>>>>>
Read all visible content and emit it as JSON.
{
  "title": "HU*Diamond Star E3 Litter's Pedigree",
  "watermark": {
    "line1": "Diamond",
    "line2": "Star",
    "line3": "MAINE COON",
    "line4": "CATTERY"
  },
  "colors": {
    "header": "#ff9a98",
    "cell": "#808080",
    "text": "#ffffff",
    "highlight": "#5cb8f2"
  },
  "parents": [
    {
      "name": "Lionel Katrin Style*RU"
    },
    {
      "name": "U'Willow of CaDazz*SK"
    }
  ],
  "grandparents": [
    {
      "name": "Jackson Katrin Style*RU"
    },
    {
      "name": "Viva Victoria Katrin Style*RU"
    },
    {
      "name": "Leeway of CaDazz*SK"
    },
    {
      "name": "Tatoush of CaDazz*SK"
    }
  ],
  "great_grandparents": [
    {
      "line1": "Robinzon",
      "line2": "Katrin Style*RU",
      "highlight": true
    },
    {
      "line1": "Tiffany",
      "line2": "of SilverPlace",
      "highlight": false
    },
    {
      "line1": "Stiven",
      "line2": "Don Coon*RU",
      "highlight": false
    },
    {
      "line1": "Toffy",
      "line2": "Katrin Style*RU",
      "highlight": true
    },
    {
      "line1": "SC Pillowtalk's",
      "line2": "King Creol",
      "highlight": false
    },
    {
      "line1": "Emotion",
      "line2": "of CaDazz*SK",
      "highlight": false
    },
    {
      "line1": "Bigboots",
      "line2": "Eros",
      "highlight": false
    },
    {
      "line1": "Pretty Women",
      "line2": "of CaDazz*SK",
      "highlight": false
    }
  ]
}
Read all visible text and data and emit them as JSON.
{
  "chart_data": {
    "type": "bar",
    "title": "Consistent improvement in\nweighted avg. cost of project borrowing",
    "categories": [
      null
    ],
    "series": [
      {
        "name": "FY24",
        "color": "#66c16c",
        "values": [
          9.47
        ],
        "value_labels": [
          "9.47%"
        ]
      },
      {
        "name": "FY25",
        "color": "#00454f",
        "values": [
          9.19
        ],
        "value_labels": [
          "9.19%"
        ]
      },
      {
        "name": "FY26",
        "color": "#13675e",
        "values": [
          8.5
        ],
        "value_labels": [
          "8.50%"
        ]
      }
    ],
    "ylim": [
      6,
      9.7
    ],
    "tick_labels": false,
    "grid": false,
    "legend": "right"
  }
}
<<<<<
> **Task objective**:
Work out the number of lines above that include the string "JSON" and write only that number.

> **Completed exercise**:
2